Listings of boxed layout items:
• • • • •
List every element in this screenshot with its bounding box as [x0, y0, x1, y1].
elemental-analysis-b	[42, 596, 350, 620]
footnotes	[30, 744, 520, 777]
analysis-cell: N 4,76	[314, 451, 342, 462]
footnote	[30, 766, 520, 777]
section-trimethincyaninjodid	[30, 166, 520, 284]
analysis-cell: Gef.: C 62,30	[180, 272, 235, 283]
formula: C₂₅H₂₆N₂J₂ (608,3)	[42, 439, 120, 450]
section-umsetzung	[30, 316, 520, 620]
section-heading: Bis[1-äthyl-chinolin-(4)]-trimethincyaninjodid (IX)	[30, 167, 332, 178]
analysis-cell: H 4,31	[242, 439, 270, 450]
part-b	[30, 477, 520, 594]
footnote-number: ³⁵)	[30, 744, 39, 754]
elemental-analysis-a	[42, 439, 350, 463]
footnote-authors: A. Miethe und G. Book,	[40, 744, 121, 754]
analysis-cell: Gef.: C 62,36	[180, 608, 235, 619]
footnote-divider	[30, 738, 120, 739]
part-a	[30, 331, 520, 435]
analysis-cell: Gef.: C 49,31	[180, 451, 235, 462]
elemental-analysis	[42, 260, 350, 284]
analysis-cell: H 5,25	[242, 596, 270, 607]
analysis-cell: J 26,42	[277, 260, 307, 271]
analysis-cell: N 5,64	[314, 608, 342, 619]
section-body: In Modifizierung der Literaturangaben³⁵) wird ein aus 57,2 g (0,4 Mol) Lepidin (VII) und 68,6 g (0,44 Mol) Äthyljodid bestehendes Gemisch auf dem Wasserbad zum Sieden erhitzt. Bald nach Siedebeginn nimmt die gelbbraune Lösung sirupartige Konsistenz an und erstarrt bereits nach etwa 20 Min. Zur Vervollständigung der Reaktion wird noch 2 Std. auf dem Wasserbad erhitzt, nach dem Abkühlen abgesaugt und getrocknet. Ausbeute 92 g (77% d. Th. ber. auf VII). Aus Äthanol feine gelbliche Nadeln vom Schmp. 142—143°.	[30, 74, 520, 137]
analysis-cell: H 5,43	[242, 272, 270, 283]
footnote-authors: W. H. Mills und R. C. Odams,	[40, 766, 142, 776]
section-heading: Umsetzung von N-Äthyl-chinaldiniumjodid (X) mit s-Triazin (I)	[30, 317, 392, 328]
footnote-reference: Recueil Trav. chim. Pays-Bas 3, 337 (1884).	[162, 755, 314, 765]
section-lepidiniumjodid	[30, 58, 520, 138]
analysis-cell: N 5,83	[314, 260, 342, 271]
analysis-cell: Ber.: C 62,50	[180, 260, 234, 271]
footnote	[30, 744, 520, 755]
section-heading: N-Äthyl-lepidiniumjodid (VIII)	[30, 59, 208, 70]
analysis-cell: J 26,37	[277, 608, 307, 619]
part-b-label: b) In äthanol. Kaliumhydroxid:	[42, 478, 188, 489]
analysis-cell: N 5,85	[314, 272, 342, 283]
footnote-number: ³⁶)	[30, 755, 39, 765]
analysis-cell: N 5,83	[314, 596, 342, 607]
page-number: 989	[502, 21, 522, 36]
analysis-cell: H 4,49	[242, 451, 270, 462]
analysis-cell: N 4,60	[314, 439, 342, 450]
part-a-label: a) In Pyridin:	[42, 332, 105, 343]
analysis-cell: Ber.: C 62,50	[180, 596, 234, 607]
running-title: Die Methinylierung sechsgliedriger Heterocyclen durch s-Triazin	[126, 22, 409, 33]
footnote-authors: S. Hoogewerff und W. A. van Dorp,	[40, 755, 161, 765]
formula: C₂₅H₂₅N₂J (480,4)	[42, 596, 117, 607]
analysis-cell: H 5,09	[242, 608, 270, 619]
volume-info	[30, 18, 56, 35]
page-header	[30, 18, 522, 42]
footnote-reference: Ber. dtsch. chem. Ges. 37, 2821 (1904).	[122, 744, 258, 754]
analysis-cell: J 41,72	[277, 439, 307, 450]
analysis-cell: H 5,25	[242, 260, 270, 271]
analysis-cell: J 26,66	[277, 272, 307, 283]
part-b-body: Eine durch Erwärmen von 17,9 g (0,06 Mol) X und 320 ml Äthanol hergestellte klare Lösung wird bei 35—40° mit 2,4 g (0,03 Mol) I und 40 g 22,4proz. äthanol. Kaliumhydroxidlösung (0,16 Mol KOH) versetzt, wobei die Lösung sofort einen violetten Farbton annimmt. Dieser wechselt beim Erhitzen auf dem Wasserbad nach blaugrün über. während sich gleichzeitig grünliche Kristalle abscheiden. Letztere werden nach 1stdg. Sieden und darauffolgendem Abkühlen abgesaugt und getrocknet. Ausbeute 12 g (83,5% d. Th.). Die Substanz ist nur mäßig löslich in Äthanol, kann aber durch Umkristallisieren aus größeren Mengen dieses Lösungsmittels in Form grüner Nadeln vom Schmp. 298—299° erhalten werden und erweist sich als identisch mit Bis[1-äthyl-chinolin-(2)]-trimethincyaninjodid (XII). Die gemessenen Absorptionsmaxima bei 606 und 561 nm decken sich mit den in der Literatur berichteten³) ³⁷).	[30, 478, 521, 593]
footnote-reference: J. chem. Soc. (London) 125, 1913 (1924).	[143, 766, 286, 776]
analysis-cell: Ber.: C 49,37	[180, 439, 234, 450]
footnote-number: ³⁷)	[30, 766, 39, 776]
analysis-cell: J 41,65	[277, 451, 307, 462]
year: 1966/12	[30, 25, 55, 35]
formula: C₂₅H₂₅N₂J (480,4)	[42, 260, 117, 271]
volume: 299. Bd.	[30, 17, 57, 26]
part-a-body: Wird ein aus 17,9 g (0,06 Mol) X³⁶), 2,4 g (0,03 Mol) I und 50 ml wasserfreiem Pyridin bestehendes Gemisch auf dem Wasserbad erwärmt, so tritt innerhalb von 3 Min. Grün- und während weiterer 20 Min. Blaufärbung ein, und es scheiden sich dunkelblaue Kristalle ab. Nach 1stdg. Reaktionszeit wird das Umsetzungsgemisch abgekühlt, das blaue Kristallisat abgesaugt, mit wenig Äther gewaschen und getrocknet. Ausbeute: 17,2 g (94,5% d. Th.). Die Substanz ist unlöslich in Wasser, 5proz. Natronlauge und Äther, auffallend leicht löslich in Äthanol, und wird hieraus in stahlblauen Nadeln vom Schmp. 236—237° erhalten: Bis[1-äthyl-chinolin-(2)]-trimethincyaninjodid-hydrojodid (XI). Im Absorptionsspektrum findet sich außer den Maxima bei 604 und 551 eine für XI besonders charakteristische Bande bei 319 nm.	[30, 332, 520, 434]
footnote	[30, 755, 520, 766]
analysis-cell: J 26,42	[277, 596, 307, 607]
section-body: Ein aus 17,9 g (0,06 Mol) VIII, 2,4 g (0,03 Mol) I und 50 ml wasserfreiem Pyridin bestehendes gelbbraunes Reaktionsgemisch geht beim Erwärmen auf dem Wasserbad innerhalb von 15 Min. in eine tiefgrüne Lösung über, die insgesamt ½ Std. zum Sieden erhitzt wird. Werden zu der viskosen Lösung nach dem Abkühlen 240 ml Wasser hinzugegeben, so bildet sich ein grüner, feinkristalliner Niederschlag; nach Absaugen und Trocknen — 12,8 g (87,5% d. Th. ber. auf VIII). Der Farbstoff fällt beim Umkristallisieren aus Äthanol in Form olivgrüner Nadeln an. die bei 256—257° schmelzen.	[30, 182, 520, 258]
• • • • •
**Exercise instructions**
Retype every line of the records above character for character, with no changes.

**Result of this exercise**
List every element in this screenshot with its bounding box as [x0, y0, x1, y1].
elemental-analysis-b	[42, 596, 350, 620]
footnotes	[30, 744, 520, 777]
analysis-cell: N 4,76	[314, 451, 342, 462]
footnote	[30, 766, 520, 777]
section-trimethincyaninjodid	[30, 166, 520, 284]
analysis-cell: Gef.: C 62,30	[180, 272, 235, 283]
formula: C₂₅H₂₆N₂J₂ (608,3)	[42, 439, 120, 450]
section-umsetzung	[30, 316, 520, 620]
section-heading: Bis[1-äthyl-chinolin-(4)]-trimethincyaninjodid (IX)	[30, 167, 332, 178]
analysis-cell: H 4,31	[242, 439, 270, 450]
part-b	[30, 477, 520, 594]
footnote-number: ³⁵)	[30, 744, 39, 754]
elemental-analysis-a	[42, 439, 350, 463]
footnote-authors: A. Miethe und G. Book,	[40, 744, 121, 754]
analysis-cell: Gef.: C 62,36	[180, 608, 235, 619]
footnote-divider	[30, 738, 120, 739]
part-a	[30, 331, 520, 435]
analysis-cell: Gef.: C 49,31	[180, 451, 235, 462]
elemental-analysis	[42, 260, 350, 284]
analysis-cell: H 5,25	[242, 596, 270, 607]
analysis-cell: J 26,42	[277, 260, 307, 271]
analysis-cell: N 5,64	[314, 608, 342, 619]
section-body: In Modifizierung der Literaturangaben³⁵) wird ein aus 57,2 g (0,4 Mol) Lepidin (VII) und 68,6 g (0,44 Mol) Äthyljodid bestehendes Gemisch auf dem Wasserbad zum Sieden erhitzt. Bald nach Siedebeginn nimmt die gelbbraune Lösung sirupartige Konsistenz an und erstarrt bereits nach etwa 20 Min. Zur Vervollständigung der Reaktion wird noch 2 Std. auf dem Wasserbad erhitzt, nach dem Abkühlen abgesaugt und getrocknet. Ausbeute 92 g (77% d. Th. ber. auf VII). Aus Äthanol feine gelbliche Nadeln vom Schmp. 142—143°.	[30, 74, 520, 137]
analysis-cell: H 5,43	[242, 272, 270, 283]
footnote-authors: W. H. Mills und R. C. Odams,	[40, 766, 142, 776]
section-heading: Umsetzung von N-Äthyl-chinaldiniumjodid (X) mit s-Triazin (I)	[30, 317, 392, 328]
footnote-reference: Recueil Trav. chim. Pays-Bas 3, 337 (1884).	[162, 755, 314, 765]
section-lepidiniumjodid	[30, 58, 520, 138]
analysis-cell: N 5,83	[314, 260, 342, 271]
analysis-cell: Ber.: C 62,50	[180, 260, 234, 271]
footnote	[30, 744, 520, 755]
section-heading: N-Äthyl-lepidiniumjodid (VIII)	[30, 59, 208, 70]
analysis-cell: J 26,37	[277, 608, 307, 619]
part-b-label: b) In äthanol. Kaliumhydroxid:	[42, 478, 188, 489]
analysis-cell: N 5,85	[314, 272, 342, 283]
footnote-number: ³⁶)	[30, 755, 39, 765]
analysis-cell: N 5,83	[314, 596, 342, 607]
page-number: 989	[502, 21, 522, 36]
analysis-cell: H 4,49	[242, 451, 270, 462]
analysis-cell: N 4,60	[314, 439, 342, 450]
part-a-label: a) In Pyridin:	[42, 332, 105, 343]
analysis-cell: Ber.: C 62,50	[180, 596, 234, 607]
running-title: Die Methinylierung sechsgliedriger Heterocyclen durch s-Triazin	[126, 22, 409, 33]
footnote-authors: S. Hoogewerff und W. A. van Dorp,	[40, 755, 161, 765]
formula: C₂₅H₂₅N₂J (480,4)	[42, 596, 117, 607]
analysis-cell: H 5,09	[242, 608, 270, 619]
volume-info	[30, 18, 56, 35]
page-header	[30, 18, 522, 42]
footnote-reference: Ber. dtsch. chem. Ges. 37, 2821 (1904).	[122, 744, 258, 754]
analysis-cell: J 41,72	[277, 439, 307, 450]
analysis-cell: H 5,25	[242, 260, 270, 271]
analysis-cell: J 26,66	[277, 272, 307, 283]
part-b-body: Eine durch Erwärmen von 17,9 g (0,06 Mol) X und 320 ml Äthanol hergestellte klare Lösung wird bei 35—40° mit 2,4 g (0,03 Mol) I und 40 g 22,4proz. äthanol. Kaliumhydroxidlösung (0,16 Mol KOH) versetzt, wobei die Lösung sofort einen violetten Farbton annimmt. Dieser wechselt beim Erhitzen auf dem Wasserbad nach blaugrün über. während sich gleichzeitig grünliche Kristalle abscheiden. Letztere werden nach 1stdg. Sieden und darauffolgendem Abkühlen abgesaugt und getrocknet. Ausbeute 12 g (83,5% d. Th.). Die Substanz ist nur mäßig löslich in Äthanol, kann aber durch Umkristallisieren aus größeren Mengen dieses Lösungsmittels in Form grüner Nadeln vom Schmp. 298—299° erhalten werden und erweist sich als identisch mit Bis[1-äthyl-chinolin-(2)]-trimethincyaninjodid (XII). Die gemessenen Absorptionsmaxima bei 606 und 561 nm decken sich mit den in der Literatur berichteten³) ³⁷).	[30, 478, 521, 593]
footnote-reference: J. chem. Soc. (London) 125, 1913 (1924).	[143, 766, 286, 776]
analysis-cell: Ber.: C 49,37	[180, 439, 234, 450]
footnote-number: ³⁷)	[30, 766, 39, 776]
analysis-cell: J 41,65	[277, 451, 307, 462]
year: 1966/12	[30, 25, 55, 35]
formula: C₂₅H₂₅N₂J (480,4)	[42, 260, 117, 271]
volume: 299. Bd.	[30, 17, 57, 26]
part-a-body: Wird ein aus 17,9 g (0,06 Mol) X³⁶), 2,4 g (0,03 Mol) I und 50 ml wasserfreiem Pyridin bestehendes Gemisch auf dem Wasserbad erwärmt, so tritt innerhalb von 3 Min. Grün- und während weiterer 20 Min. Blaufärbung ein, und es scheiden sich dunkelblaue Kristalle ab. Nach 1stdg. Reaktionszeit wird das Umsetzungsgemisch abgekühlt, das blaue Kristallisat abgesaugt, mit wenig Äther gewaschen und getrocknet. Ausbeute: 17,2 g (94,5% d. Th.). Die Substanz ist unlöslich in Wasser, 5proz. Natronlauge und Äther, auffallend leicht löslich in Äthanol, und wird hieraus in stahlblauen Nadeln vom Schmp. 236—237° erhalten: Bis[1-äthyl-chinolin-(2)]-trimethincyaninjodid-hydrojodid (XI). Im Absorptionsspektrum findet sich außer den Maxima bei 604 und 551 eine für XI besonders charakteristische Bande bei 319 nm.	[30, 332, 520, 434]
footnote	[30, 755, 520, 766]
analysis-cell: J 26,42	[277, 596, 307, 607]
section-body: Ein aus 17,9 g (0,06 Mol) VIII, 2,4 g (0,03 Mol) I und 50 ml wasserfreiem Pyridin bestehendes gelbbraunes Reaktionsgemisch geht beim Erwärmen auf dem Wasserbad innerhalb von 15 Min. in eine tiefgrüne Lösung über, die insgesamt ½ Std. zum Sieden erhitzt wird. Werden zu der viskosen Lösung nach dem Abkühlen 240 ml Wasser hinzugegeben, so bildet sich ein grüner, feinkristalliner Niederschlag; nach Absaugen und Trocknen — 12,8 g (87,5% d. Th. ber. auf VIII). Der Farbstoff fällt beim Umkristallisieren aus Äthanol in Form olivgrüner Nadeln an. die bei 256—257° schmelzen.	[30, 182, 520, 258]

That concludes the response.